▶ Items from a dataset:
begin
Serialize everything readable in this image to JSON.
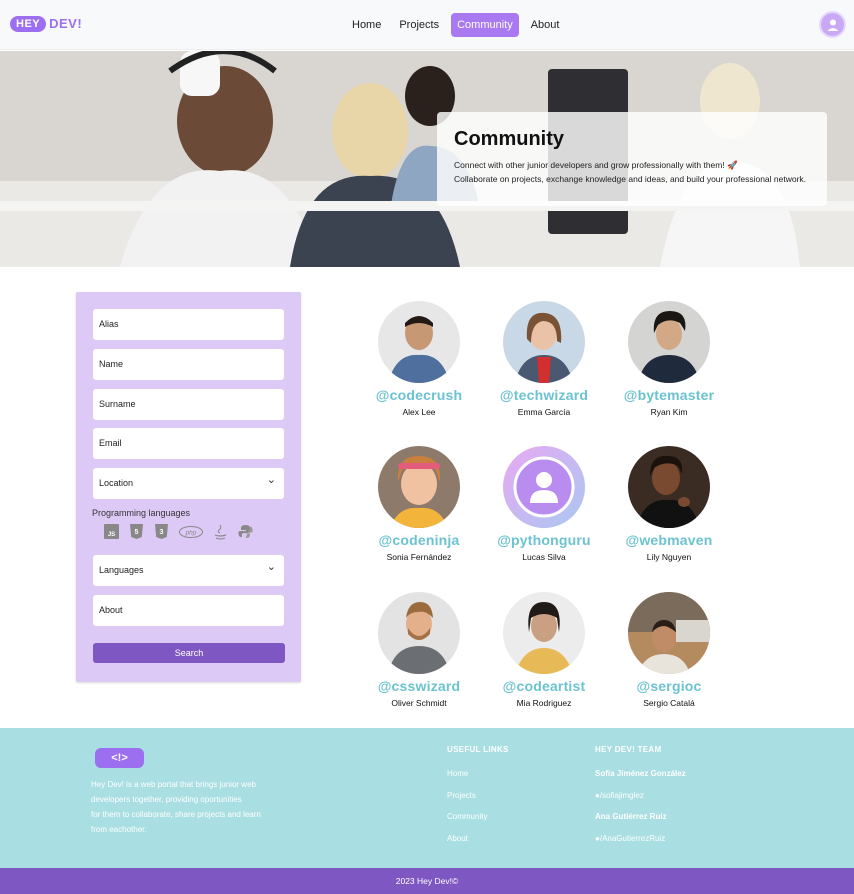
{
  "brand": {
    "logo_left": "HEY",
    "logo_right": "DEV!",
    "accent": "#9c6ef0",
    "teal": "#6cc3d0",
    "footer_bg": "#a9dee2",
    "bottom_bg": "#7e57c2"
  },
  "nav": {
    "items": [
      {
        "label": "Home"
      },
      {
        "label": "Projects"
      },
      {
        "label": "Community"
      },
      {
        "label": "About"
      }
    ],
    "active": "Community"
  },
  "hero": {
    "title": "Community",
    "line1": "Connect with other junior developers and grow professionally with them! 🚀",
    "line2": "Collaborate on projects, exchange knowledge and ideas, and build your professional network."
  },
  "filter": {
    "alias": "Alias",
    "name": "Name",
    "surname": "Surname",
    "email": "Email",
    "location": "Location",
    "programming_label": "Programming languages",
    "icons": [
      "js-icon",
      "html5-icon",
      "css3-icon",
      "php-icon",
      "java-icon",
      "python-icon"
    ],
    "languages": "Languages",
    "about": "About",
    "search": "Search"
  },
  "profiles": [
    {
      "handle": "@codecrush",
      "name": "Alex Lee"
    },
    {
      "handle": "@techwizard",
      "name": "Emma García"
    },
    {
      "handle": "@bytemaster",
      "name": "Ryan Kim"
    },
    {
      "handle": "@codeninja",
      "name": "Sonia Fernández"
    },
    {
      "handle": "@pythonguru",
      "name": "Lucas Silva"
    },
    {
      "handle": "@webmaven",
      "name": "Lily Nguyen"
    },
    {
      "handle": "@csswizard",
      "name": "Oliver Schmidt"
    },
    {
      "handle": "@codeartist",
      "name": "Mia Rodriguez"
    },
    {
      "handle": "@sergioc",
      "name": "Sergio Catalá"
    }
  ],
  "footer": {
    "logo": "<!>",
    "about_lines": [
      "Hey Dev! is a web portal that brings junior web",
      "developers together, providing oportunities",
      "for them to collaborate, share projects and learn",
      "from eachother."
    ],
    "links_title": "USEFUL LINKS",
    "links": [
      "Home",
      "Projects",
      "Community",
      "About"
    ],
    "team_title": "HEY DEV! TEAM",
    "team": [
      {
        "name": "Sofía Jiménez González",
        "github": "/sofiajimglez"
      },
      {
        "name": "Ana Gutiérrez Ruiz",
        "github": "/AnaGutierrezRuiz"
      }
    ],
    "copyright": "2023 Hey Dev!©"
  }
}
end
▶ DIRECTION: The material above must be printed exactly, with its pictures left out.

▶ RESULT:
Serialize everything readable in this image to JSON.
{
  "brand": {
    "logo_left": "HEY",
    "logo_right": "DEV!",
    "accent": "#9c6ef0",
    "teal": "#6cc3d0",
    "footer_bg": "#a9dee2",
    "bottom_bg": "#7e57c2"
  },
  "nav": {
    "items": [
      {
        "label": "Home"
      },
      {
        "label": "Projects"
      },
      {
        "label": "Community"
      },
      {
        "label": "About"
      }
    ],
    "active": "Community"
  },
  "hero": {
    "title": "Community",
    "line1": "Connect with other junior developers and grow professionally with them! 🚀",
    "line2": "Collaborate on projects, exchange knowledge and ideas, and build your professional network."
  },
  "filter": {
    "alias": "Alias",
    "name": "Name",
    "surname": "Surname",
    "email": "Email",
    "location": "Location",
    "programming_label": "Programming languages",
    "icons": [
      "js-icon",
      "html5-icon",
      "css3-icon",
      "php-icon",
      "java-icon",
      "python-icon"
    ],
    "languages": "Languages",
    "about": "About",
    "search": "Search"
  },
  "profiles": [
    {
      "handle": "@codecrush",
      "name": "Alex Lee"
    },
    {
      "handle": "@techwizard",
      "name": "Emma García"
    },
    {
      "handle": "@bytemaster",
      "name": "Ryan Kim"
    },
    {
      "handle": "@codeninja",
      "name": "Sonia Fernández"
    },
    {
      "handle": "@pythonguru",
      "name": "Lucas Silva"
    },
    {
      "handle": "@webmaven",
      "name": "Lily Nguyen"
    },
    {
      "handle": "@csswizard",
      "name": "Oliver Schmidt"
    },
    {
      "handle": "@codeartist",
      "name": "Mia Rodriguez"
    },
    {
      "handle": "@sergioc",
      "name": "Sergio Catalá"
    }
  ],
  "footer": {
    "logo": "<!>",
    "about_lines": [
      "Hey Dev! is a web portal that brings junior web",
      "developers together, providing oportunities",
      "for them to collaborate, share projects and learn",
      "from eachother."
    ],
    "links_title": "USEFUL LINKS",
    "links": [
      "Home",
      "Projects",
      "Community",
      "About"
    ],
    "team_title": "HEY DEV! TEAM",
    "team": [
      {
        "name": "Sofía Jiménez González",
        "github": "/sofiajimglez"
      },
      {
        "name": "Ana Gutiérrez Ruiz",
        "github": "/AnaGutierrezRuiz"
      }
    ],
    "copyright": "2023 Hey Dev!©"
  }
}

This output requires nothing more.